## What the exercise asks
Report every line from the material that contains the word "NASDAQ".

## Material
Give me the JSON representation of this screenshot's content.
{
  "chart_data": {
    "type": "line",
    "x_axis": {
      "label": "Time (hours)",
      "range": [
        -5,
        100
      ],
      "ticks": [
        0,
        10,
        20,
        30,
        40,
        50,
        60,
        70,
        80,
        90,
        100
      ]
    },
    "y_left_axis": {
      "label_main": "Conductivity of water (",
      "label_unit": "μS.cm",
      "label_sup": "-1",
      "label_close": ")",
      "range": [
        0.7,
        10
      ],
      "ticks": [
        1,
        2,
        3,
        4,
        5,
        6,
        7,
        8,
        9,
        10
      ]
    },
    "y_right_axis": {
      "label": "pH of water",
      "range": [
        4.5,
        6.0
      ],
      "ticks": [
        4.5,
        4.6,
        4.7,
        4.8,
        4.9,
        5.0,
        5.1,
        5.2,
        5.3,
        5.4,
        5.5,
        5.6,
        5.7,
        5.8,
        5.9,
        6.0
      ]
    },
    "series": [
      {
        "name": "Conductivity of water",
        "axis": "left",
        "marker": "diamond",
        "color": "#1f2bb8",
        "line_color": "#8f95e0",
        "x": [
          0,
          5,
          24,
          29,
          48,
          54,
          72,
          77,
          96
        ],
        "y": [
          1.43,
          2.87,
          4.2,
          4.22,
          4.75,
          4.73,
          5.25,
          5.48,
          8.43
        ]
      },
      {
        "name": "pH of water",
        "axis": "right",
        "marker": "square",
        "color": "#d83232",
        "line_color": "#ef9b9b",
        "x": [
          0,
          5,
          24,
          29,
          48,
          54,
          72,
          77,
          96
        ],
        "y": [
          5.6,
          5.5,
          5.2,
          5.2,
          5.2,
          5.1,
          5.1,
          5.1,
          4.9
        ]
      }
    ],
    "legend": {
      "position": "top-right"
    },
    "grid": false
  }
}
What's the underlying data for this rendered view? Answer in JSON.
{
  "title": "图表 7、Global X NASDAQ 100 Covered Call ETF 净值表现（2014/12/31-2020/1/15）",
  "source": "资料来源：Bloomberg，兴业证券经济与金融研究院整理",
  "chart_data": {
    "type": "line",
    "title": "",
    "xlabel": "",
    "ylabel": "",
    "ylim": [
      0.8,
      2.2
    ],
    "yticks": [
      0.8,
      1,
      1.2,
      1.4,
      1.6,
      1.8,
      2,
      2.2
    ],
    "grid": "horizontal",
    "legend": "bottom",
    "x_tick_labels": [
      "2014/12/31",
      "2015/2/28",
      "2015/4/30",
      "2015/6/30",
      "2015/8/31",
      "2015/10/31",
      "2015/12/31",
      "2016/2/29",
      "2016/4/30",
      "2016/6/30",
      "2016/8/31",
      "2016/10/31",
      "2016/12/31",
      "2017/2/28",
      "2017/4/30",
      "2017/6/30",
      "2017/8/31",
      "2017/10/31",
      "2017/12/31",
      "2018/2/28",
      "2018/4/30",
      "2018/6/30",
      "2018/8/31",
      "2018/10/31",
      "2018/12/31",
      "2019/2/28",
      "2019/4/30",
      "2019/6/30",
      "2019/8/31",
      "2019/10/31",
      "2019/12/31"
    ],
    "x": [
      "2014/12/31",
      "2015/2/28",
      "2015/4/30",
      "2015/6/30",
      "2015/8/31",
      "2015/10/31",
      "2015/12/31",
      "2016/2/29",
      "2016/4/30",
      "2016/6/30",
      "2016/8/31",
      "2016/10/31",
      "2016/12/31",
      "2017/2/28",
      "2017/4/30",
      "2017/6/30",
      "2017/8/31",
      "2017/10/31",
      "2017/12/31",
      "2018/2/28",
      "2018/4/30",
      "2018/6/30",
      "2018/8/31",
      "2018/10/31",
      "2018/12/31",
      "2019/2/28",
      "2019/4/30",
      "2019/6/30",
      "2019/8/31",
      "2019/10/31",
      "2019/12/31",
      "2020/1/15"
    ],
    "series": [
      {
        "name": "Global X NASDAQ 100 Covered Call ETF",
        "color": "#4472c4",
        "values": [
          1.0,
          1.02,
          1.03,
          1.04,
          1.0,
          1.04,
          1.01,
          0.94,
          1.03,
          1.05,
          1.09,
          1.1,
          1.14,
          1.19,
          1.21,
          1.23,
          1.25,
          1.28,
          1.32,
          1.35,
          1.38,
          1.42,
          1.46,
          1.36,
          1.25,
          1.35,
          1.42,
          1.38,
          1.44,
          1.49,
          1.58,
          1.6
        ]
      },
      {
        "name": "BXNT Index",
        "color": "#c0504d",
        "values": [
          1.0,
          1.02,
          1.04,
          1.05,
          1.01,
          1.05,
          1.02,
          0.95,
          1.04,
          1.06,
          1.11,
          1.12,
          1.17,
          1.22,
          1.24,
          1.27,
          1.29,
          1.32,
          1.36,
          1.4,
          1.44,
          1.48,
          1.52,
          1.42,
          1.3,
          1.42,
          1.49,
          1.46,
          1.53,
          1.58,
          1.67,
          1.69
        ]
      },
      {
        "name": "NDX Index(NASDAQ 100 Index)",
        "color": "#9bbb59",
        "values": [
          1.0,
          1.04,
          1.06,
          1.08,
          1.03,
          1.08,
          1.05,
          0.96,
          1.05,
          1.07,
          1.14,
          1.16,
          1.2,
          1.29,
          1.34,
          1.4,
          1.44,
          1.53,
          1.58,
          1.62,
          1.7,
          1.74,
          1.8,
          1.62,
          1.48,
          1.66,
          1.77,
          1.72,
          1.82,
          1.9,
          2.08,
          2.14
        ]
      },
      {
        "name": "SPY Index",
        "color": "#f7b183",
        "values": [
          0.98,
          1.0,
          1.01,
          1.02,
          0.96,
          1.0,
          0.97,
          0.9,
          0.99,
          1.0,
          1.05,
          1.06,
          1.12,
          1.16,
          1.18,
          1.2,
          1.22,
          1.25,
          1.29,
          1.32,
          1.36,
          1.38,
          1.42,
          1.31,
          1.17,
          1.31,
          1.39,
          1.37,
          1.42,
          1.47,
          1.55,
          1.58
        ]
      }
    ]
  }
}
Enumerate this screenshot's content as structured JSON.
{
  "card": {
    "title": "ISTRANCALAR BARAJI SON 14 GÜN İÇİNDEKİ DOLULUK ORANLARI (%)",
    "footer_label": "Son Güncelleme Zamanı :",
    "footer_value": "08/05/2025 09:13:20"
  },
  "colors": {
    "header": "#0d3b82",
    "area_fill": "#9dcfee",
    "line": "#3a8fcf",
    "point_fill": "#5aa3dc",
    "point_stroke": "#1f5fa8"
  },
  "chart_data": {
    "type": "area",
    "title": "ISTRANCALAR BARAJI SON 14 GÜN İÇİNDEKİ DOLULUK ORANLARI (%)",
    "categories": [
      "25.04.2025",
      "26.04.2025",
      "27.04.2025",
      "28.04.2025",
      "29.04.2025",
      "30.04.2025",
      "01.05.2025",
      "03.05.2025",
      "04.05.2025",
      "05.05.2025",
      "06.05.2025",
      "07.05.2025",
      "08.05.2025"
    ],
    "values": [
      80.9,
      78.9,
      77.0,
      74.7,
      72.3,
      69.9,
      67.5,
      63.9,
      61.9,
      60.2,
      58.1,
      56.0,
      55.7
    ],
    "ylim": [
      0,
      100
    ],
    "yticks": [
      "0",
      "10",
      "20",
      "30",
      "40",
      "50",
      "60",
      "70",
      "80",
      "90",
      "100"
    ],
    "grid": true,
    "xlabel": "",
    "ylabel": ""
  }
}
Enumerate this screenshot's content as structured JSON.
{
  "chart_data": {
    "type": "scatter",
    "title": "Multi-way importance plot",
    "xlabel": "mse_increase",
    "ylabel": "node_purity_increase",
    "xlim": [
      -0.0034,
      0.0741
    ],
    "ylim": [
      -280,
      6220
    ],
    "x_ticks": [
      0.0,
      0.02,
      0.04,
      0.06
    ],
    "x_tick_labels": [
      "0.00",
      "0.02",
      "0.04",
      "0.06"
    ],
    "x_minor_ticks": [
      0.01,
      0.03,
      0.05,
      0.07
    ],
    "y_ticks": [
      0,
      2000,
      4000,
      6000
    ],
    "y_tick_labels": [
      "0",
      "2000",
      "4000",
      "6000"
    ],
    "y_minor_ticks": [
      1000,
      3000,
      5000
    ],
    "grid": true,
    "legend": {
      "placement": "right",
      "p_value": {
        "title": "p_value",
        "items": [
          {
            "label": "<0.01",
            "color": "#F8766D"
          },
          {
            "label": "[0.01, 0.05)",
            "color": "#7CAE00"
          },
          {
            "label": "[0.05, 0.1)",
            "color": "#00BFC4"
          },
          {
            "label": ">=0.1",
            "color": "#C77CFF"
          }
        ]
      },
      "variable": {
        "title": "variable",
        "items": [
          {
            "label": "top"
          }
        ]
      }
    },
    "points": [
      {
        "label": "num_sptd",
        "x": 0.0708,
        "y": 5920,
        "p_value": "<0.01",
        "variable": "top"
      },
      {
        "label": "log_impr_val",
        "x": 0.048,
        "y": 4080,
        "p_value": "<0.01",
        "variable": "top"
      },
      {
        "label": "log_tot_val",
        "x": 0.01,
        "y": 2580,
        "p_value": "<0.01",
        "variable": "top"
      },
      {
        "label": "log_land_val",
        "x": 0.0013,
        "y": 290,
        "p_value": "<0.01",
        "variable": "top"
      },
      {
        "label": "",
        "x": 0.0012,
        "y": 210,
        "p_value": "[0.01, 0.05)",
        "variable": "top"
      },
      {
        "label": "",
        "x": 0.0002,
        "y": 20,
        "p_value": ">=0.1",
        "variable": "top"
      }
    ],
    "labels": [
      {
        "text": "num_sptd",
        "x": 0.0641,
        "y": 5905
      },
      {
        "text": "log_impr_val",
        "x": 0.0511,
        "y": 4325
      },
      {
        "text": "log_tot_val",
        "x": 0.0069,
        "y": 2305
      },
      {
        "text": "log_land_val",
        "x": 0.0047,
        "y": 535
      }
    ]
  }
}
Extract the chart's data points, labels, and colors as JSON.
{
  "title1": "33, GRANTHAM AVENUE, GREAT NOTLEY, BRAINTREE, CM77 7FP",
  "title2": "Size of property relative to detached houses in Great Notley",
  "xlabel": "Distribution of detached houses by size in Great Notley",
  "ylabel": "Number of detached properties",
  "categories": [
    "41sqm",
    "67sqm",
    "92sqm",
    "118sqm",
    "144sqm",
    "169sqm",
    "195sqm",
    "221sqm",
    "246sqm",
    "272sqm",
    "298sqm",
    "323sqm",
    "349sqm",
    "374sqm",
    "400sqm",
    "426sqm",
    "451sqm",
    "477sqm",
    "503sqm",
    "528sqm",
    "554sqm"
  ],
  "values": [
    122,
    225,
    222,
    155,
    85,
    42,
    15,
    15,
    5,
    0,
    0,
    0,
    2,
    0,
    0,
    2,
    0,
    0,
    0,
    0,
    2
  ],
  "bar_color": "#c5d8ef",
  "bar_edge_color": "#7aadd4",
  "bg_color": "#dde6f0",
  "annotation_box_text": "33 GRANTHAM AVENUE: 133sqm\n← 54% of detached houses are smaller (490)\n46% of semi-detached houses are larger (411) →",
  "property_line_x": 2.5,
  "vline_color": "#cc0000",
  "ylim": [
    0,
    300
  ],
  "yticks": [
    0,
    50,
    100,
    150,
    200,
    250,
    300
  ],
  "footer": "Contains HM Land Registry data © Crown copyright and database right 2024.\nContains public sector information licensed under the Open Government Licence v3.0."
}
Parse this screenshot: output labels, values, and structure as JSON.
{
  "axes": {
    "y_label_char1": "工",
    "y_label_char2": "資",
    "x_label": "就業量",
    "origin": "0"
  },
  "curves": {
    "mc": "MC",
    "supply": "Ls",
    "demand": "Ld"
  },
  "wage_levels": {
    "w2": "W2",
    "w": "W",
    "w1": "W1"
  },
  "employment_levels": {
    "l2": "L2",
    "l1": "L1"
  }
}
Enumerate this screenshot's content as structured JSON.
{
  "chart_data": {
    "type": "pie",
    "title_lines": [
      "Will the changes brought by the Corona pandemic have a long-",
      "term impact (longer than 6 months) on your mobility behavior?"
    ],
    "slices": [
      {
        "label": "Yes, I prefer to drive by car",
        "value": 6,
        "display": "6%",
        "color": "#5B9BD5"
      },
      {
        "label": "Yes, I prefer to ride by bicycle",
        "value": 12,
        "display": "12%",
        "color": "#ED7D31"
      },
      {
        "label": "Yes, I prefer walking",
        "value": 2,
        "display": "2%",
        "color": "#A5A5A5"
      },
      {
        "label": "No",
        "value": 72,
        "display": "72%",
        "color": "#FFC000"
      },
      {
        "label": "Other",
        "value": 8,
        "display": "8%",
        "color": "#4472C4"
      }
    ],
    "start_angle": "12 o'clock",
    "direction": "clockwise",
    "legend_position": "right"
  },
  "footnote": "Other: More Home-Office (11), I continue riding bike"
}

## The answer
  "title": "图表 7、Global X NASDAQ 100 Covered Call ETF 净值表现（2014/12/31-2020/1/15）",
        "name": "Global X NASDAQ 100 Covered Call ETF",
        "name": "NDX Index(NASDAQ 100 Index)",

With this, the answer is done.